-- Start Exercise inputs --

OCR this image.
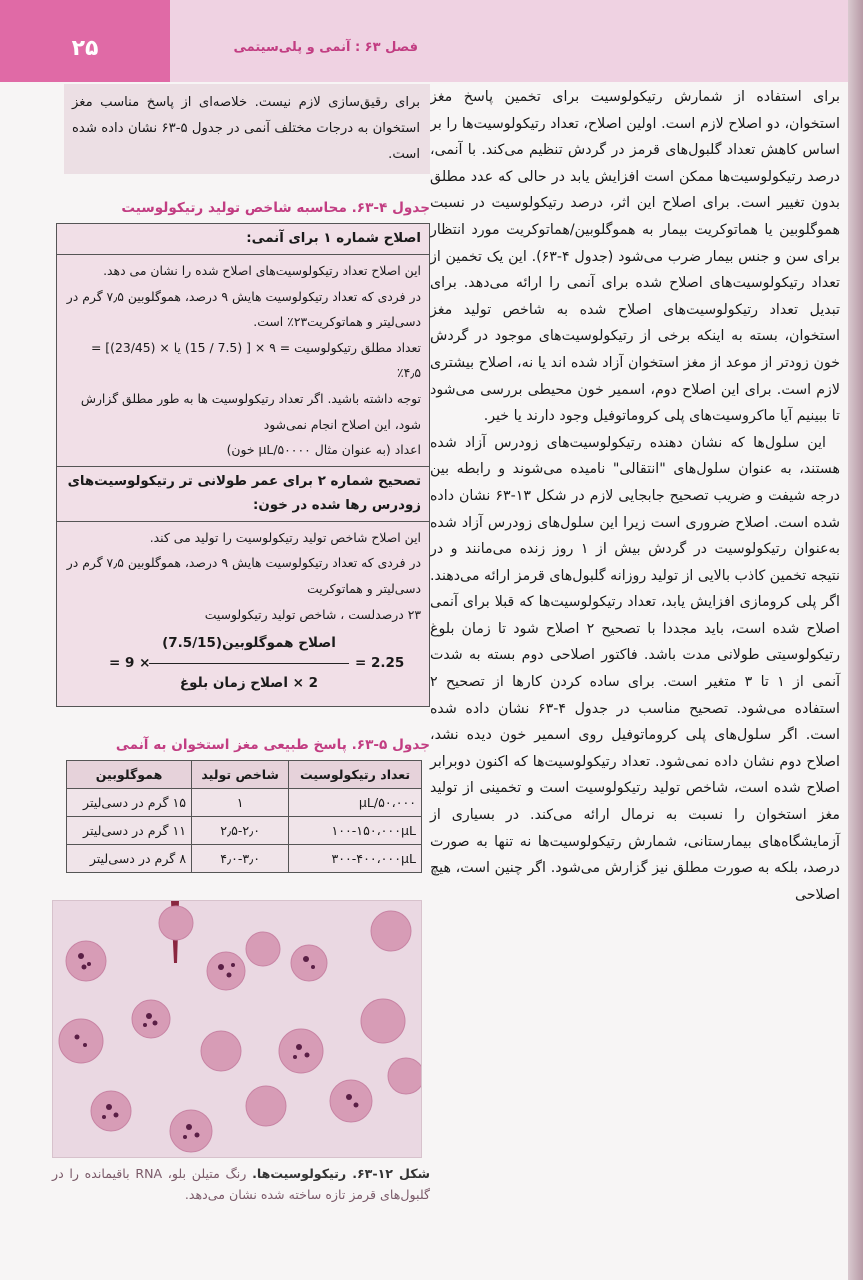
۲۵	فصل ۶۳ : آنمی و پلی‌سیتمی

برای استفاده از شمارش رتیکولوسیت برای تخمین پاسخ مغز استخوان، دو اصلاح لازم است. اولین اصلاح، تعداد رتیکولوسیت‌ها را بر اساس کاهش تعداد گلبول‌های قرمز در گردش تنظیم می‌کند. با آنمی، درصد رتیکولوسیت‌ها ممکن است افزایش یابد در حالی که عدد مطلق بدون تغییر است. برای اصلاح این اثر، درصد رتیکولوسیت در نسبت هموگلوبین یا هماتوکریت بیمار به هموگلوبین/هماتوکریت مورد انتظار برای سن و جنس بیمار ضرب می‌شود (جدول ۴-۶۳). این یک تخمین از تعداد رتیکولوسیت‌های اصلاح شده برای آنمی را ارائه می‌دهد. برای تبدیل تعداد رتیکولوسیت‌های اصلاح شده به شاخص تولید مغز استخوان، بسته به اینکه برخی از رتیکولوسیت‌های موجود در گردش خون زودتر از موعد از مغز استخوان آزاد شده اند یا نه، اصلاح بیشتری لازم است. برای این اصلاح دوم، اسمیر خون محیطی بررسی می‌شود تا ببینیم آیا ماکروسیت‌های پلی کروماتوفیل وجود دارند یا خیر.

این سلول‌ها که نشان دهنده رتیکولوسیت‌های زودرس آزاد شده هستند، به عنوان سلول‌های "انتقالی" نامیده می‌شوند و رابطه بین درجه شیفت و ضریب تصحیح جابجایی لازم در شکل ۱۳-۶۳ نشان داده شده است. اصلاح ضروری است زیرا این سلول‌های زودرس آزاد شده به‌عنوان رتیکولوسیت در گردش بیش از ۱ روز زنده می‌مانند و در نتیجه تخمین کاذب بالایی از تولید روزانه گلبول‌های قرمز ارائه می‌دهند. اگر پلی کرومازی افزایش یابد، تعداد رتیکولوسیت‌ها که قبلا برای آنمی اصلاح شده است، باید مجددا با تصحیح ۲ اصلاح شود تا زمان بلوغ رتیکولوسیتی طولانی مدت باشد. فاکتور اصلاحی دوم بسته به شدت آنمی از ۱ تا ۳ متغیر است. برای ساده کردن کارها از تصحیح ۲ استفاده می‌شود. تصحیح مناسب در جدول ۴-۶۳ نشان داده شده است. اگر سلول‌های پلی کروماتوفیل روی اسمیر خون دیده نشد، اصلاح دوم نشان داده نمی‌شود. تعداد رتیکولوسیت‌ها که اکنون دوبرابر اصلاح شده است، شاخص تولید رتیکولوسیت است و تخمینی از تولید مغز استخوان را نسبت به نرمال ارائه می‌کند. در بسیاری از آزمایشگاه‌های بیمارستانی، شمارش رتیکولوسیت‌ها نه تنها به صورت درصد، بلکه به صورت مطلق نیز گزارش می‌شود. اگر چنین است، هیچ اصلاحی

برای رقیق‌سازی لازم نیست. خلاصه‌ای از پاسخ مناسب مغز استخوان به درجات مختلف آنمی در جدول ۵-۶۳ نشان داده شده است.
جدول ۴-۶۳. محاسبه شاخص تولید رتیکولوسیت
اصلاح شماره ۱ برای آنمی:
این اصلاح تعداد رتیکولوسیت‌های اصلاح شده را نشان می دهد.
در فردی که تعداد رتیکولوسیت هایش ۹ درصد، هموگلوبین ۷٫۵ گرم در دسی‌لیتر و هماتوکریت۲۳٪ است.
تعداد مطلق رتیکولوسیت = ۹ × [ (7.5 / 15) یا × (23/45)] = ۴٫۵٪
توجه داشته باشید. اگر تعداد رتیکولوسیت ها به طور مطلق گزارش شود، این اصلاح انجام نمی‌شود
اعداد (به عنوان مثال µL/۵۰۰۰۰ خون)
تصحیح شماره ۲ برای عمر طولانی تر رتیکولوسیت‌های زودرس رها شده در خون:
این اصلاح شاخص تولید رتیکولوسیت را تولید می کند.
در فردی که تعداد رتیکولوسیت هایش ۹ درصد، هموگلوبین ۷٫۵ گرم در دسی‌لیتر و هماتوکریت
۲۳ درصدلست ، شاخص تولید رتیکولوسیت
= 9 ×
اصلاح هموگلوبین(7.5/15)
2 × اصلاح زمان بلوغ
= 2.25
جدول ۵-۶۳. پاسخ طبیعی مغز استخوان به آنمی
تعداد رتیکولوسیت	شاخص تولید	هموگلوبین
۵۰،۰۰۰/µL	۱	۱۵ گرم در دسی‌لیتر
۱۰۰-۱۵۰،۰۰۰µL	۲٫۵-۲٫۰	۱۱ گرم در دسی‌لیتر
۳۰۰-۴۰۰،۰۰۰µL	۴٫۰-۳٫۰	۸ گرم در دسی‌لیتر
شکل ۱۲-۶۳. رتیکولوسیت‌ها. رنگ متیلن بلو، RNA باقیمانده را در گلبول‌های قرمز تازه ساخته شده نشان می‌دهد.
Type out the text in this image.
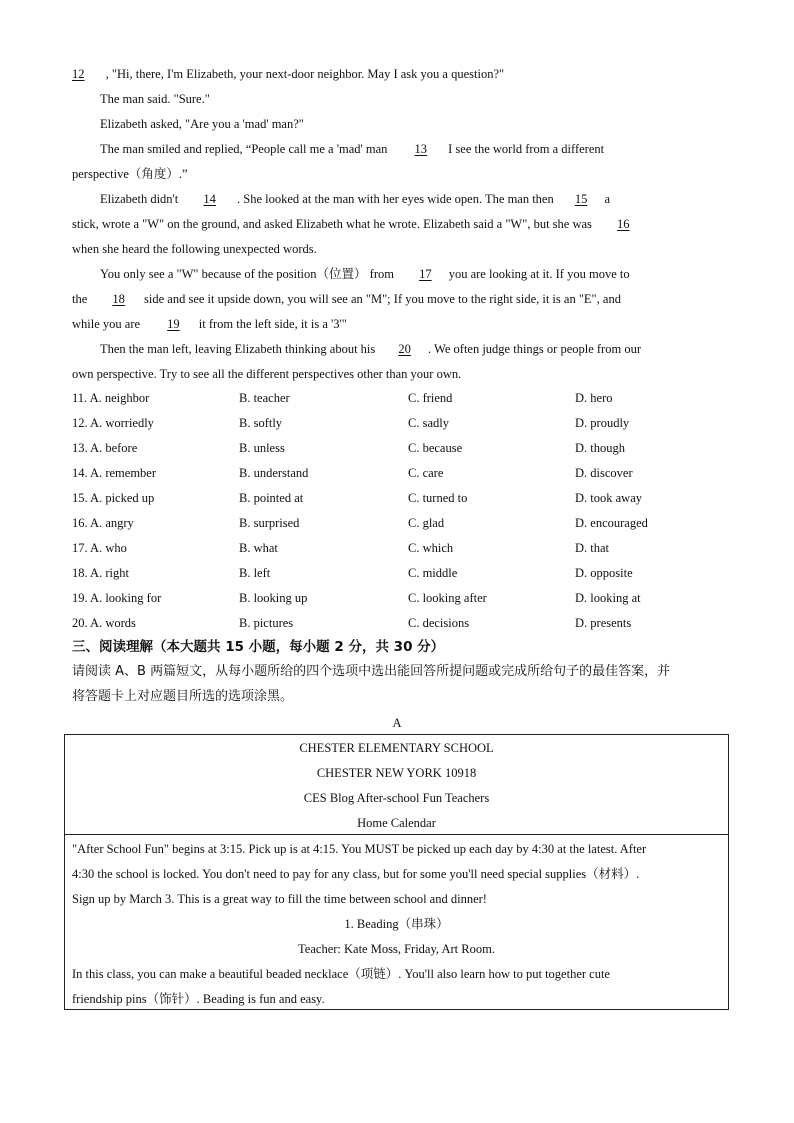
12 , "Hi, there, I'm Elizabeth, your next-door neighbor. May I ask you a question?"
The man said. "Sure."
Elizabeth asked, "Are you a 'mad' man?"
The man smiled and replied, “People call me a 'mad' man 13 I see the world from a different
perspective（角度）.”
Elizabeth didn't 14 . She looked at the man with her eyes wide open. The man then 15 a
stick, wrote a "W" on the ground, and asked Elizabeth what he wrote. Elizabeth said a "W", but she was 16
when she heard the following unexpected words.
You only see a "W" because of the position（位置） from 17 you are looking at it. If you move to
the 18 side and see it upside down, you will see an "M"; If you move to the right side, it is an "E", and
while you are 19 it from the left side, it is a '3'"
Then the man left, leaving Elizabeth thinking about his 20 . We often judge things or people from our
own perspective. Try to see all the different perspectives other than your own.
11. A. neighbor	B. teacher	C. friend	D. hero
12. A. worriedly	B. softly	C. sadly	D. proudly
13. A. before	B. unless	C. because	D. though
14. A. remember	B. understand	C. care	D. discover
15. A. picked up	B. pointed at	C. turned to	D. took away
16. A. angry	B. surprised	C. glad	D. encouraged
17. A. who	B. what	C. which	D. that
18. A. right	B. left	C. middle	D. opposite
19. A. looking for	B. looking up	C. looking after	D. looking at
20. A. words	B. pictures	C. decisions	D. presents
三、阅读理解（本大题共 15 小题，每小题 2 分，共 30 分）
请阅读 A、B 两篇短文，从每小题所给的四个选项中选出能回答所提问题或完成所给句子的最佳答案，并
将答题卡上对应题目所选的选项涂黑。
A
CHESTER ELEMENTARY SCHOOL
CHESTER NEW YORK 10918
CES Blog After-school Fun Teachers
Home Calendar
"After School Fun" begins at 3:15. Pick up is at 4:15. You MUST be picked up each day by 4:30 at the latest. After
4:30 the school is locked. You don't need to pay for any class, but for some you'll need special supplies（材料）.
Sign up by March 3. This is a great way to fill the time between school and dinner!
1. Beading（串珠）
Teacher: Kate Moss, Friday, Art Room.
In this class, you can make a beautiful beaded necklace（项链）. You'll also learn how to put together cute
friendship pins（饰针）. Beading is fun and easy.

-- End Exercise inputs --

### [Directions]
Every record must be copied exactly, with images dropped from the result.

### [Right answer]
OCR this image.
۲۵	فصل ۶۳ : آنمی و پلی‌سیتمی

برای استفاده از شمارش رتیکولوسیت برای تخمین پاسخ مغز استخوان، دو اصلاح لازم است. اولین اصلاح، تعداد رتیکولوسیت‌ها را بر اساس کاهش تعداد گلبول‌های قرمز در گردش تنظیم می‌کند. با آنمی، درصد رتیکولوسیت‌ها ممکن است افزایش یابد در حالی که عدد مطلق بدون تغییر است. برای اصلاح این اثر، درصد رتیکولوسیت در نسبت هموگلوبین یا هماتوکریت بیمار به هموگلوبین/هماتوکریت مورد انتظار برای سن و جنس بیمار ضرب می‌شود (جدول ۴-۶۳). این یک تخمین از تعداد رتیکولوسیت‌های اصلاح شده برای آنمی را ارائه می‌دهد. برای تبدیل تعداد رتیکولوسیت‌های اصلاح شده به شاخص تولید مغز استخوان، بسته به اینکه برخی از رتیکولوسیت‌های موجود در گردش خون زودتر از موعد از مغز استخوان آزاد شده اند یا نه، اصلاح بیشتری لازم است. برای این اصلاح دوم، اسمیر خون محیطی بررسی می‌شود تا ببینیم آیا ماکروسیت‌های پلی کروماتوفیل وجود دارند یا خیر.

این سلول‌ها که نشان دهنده رتیکولوسیت‌های زودرس آزاد شده هستند، به عنوان سلول‌های "انتقالی" نامیده می‌شوند و رابطه بین درجه شیفت و ضریب تصحیح جابجایی لازم در شکل ۱۳-۶۳ نشان داده شده است. اصلاح ضروری است زیرا این سلول‌های زودرس آزاد شده به‌عنوان رتیکولوسیت در گردش بیش از ۱ روز زنده می‌مانند و در نتیجه تخمین کاذب بالایی از تولید روزانه گلبول‌های قرمز ارائه می‌دهند. اگر پلی کرومازی افزایش یابد، تعداد رتیکولوسیت‌ها که قبلا برای آنمی اصلاح شده است، باید مجددا با تصحیح ۲ اصلاح شود تا زمان بلوغ رتیکولوسیتی طولانی مدت باشد. فاکتور اصلاحی دوم بسته به شدت آنمی از ۱ تا ۳ متغیر است. برای ساده کردن کارها از تصحیح ۲ استفاده می‌شود. تصحیح مناسب در جدول ۴-۶۳ نشان داده شده است. اگر سلول‌های پلی کروماتوفیل روی اسمیر خون دیده نشد، اصلاح دوم نشان داده نمی‌شود. تعداد رتیکولوسیت‌ها که اکنون دوبرابر اصلاح شده است، شاخص تولید رتیکولوسیت است و تخمینی از تولید مغز استخوان را نسبت به نرمال ارائه می‌کند. در بسیاری از آزمایشگاه‌های بیمارستانی، شمارش رتیکولوسیت‌ها نه تنها به صورت درصد، بلکه به صورت مطلق نیز گزارش می‌شود. اگر چنین است، هیچ اصلاحی

برای رقیق‌سازی لازم نیست. خلاصه‌ای از پاسخ مناسب مغز استخوان به درجات مختلف آنمی در جدول ۵-۶۳ نشان داده شده است.
جدول ۴-۶۳. محاسبه شاخص تولید رتیکولوسیت
اصلاح شماره ۱ برای آنمی:
این اصلاح تعداد رتیکولوسیت‌های اصلاح شده را نشان می دهد.
در فردی که تعداد رتیکولوسیت هایش ۹ درصد، هموگلوبین ۷٫۵ گرم در دسی‌لیتر و هماتوکریت۲۳٪ است.
تعداد مطلق رتیکولوسیت = ۹ × [ (7.5 / 15) یا × (23/45)] = ۴٫۵٪
توجه داشته باشید. اگر تعداد رتیکولوسیت ها به طور مطلق گزارش شود، این اصلاح انجام نمی‌شود
اعداد (به عنوان مثال µL/۵۰۰۰۰ خون)
تصحیح شماره ۲ برای عمر طولانی تر رتیکولوسیت‌های زودرس رها شده در خون:
این اصلاح شاخص تولید رتیکولوسیت را تولید می کند.
در فردی که تعداد رتیکولوسیت هایش ۹ درصد، هموگلوبین ۷٫۵ گرم در دسی‌لیتر و هماتوکریت
۲۳ درصدلست ، شاخص تولید رتیکولوسیت
= 9 ×
اصلاح هموگلوبین(7.5/15)
2 × اصلاح زمان بلوغ
= 2.25
جدول ۵-۶۳. پاسخ طبیعی مغز استخوان به آنمی
تعداد رتیکولوسیت	شاخص تولید	هموگلوبین
۵۰،۰۰۰/µL	۱	۱۵ گرم در دسی‌لیتر
۱۰۰-۱۵۰،۰۰۰µL	۲٫۵-۲٫۰	۱۱ گرم در دسی‌لیتر
۳۰۰-۴۰۰،۰۰۰µL	۴٫۰-۳٫۰	۸ گرم در دسی‌لیتر
شکل ۱۲-۶۳. رتیکولوسیت‌ها. رنگ متیلن بلو، RNA باقیمانده را در گلبول‌های قرمز تازه ساخته شده نشان می‌دهد.
Type out the text in this image.
12 , "Hi, there, I'm Elizabeth, your next-door neighbor. May I ask you a question?"
The man said. "Sure."
Elizabeth asked, "Are you a 'mad' man?"
The man smiled and replied, “People call me a 'mad' man 13 I see the world from a different
perspective（角度）.”
Elizabeth didn't 14 . She looked at the man with her eyes wide open. The man then 15 a
stick, wrote a "W" on the ground, and asked Elizabeth what he wrote. Elizabeth said a "W", but she was 16
when she heard the following unexpected words.
You only see a "W" because of the position（位置） from 17 you are looking at it. If you move to
the 18 side and see it upside down, you will see an "M"; If you move to the right side, it is an "E", and
while you are 19 it from the left side, it is a '3'"
Then the man left, leaving Elizabeth thinking about his 20 . We often judge things or people from our
own perspective. Try to see all the different perspectives other than your own.
11. A. neighbor	B. teacher	C. friend	D. hero
12. A. worriedly	B. softly	C. sadly	D. proudly
13. A. before	B. unless	C. because	D. though
14. A. remember	B. understand	C. care	D. discover
15. A. picked up	B. pointed at	C. turned to	D. took away
16. A. angry	B. surprised	C. glad	D. encouraged
17. A. who	B. what	C. which	D. that
18. A. right	B. left	C. middle	D. opposite
19. A. looking for	B. looking up	C. looking after	D. looking at
20. A. words	B. pictures	C. decisions	D. presents
三、阅读理解（本大题共 15 小题，每小题 2 分，共 30 分）
请阅读 A、B 两篇短文，从每小题所给的四个选项中选出能回答所提问题或完成所给句子的最佳答案，并
将答题卡上对应题目所选的选项涂黑。
A
CHESTER ELEMENTARY SCHOOL
CHESTER NEW YORK 10918
CES Blog After-school Fun Teachers
Home Calendar
"After School Fun" begins at 3:15. Pick up is at 4:15. You MUST be picked up each day by 4:30 at the latest. After
4:30 the school is locked. You don't need to pay for any class, but for some you'll need special supplies（材料）.
Sign up by March 3. This is a great way to fill the time between school and dinner!
1. Beading（串珠）
Teacher: Kate Moss, Friday, Art Room.
In this class, you can make a beautiful beaded necklace（项链）. You'll also learn how to put together cute
friendship pins（饰针）. Beading is fun and easy.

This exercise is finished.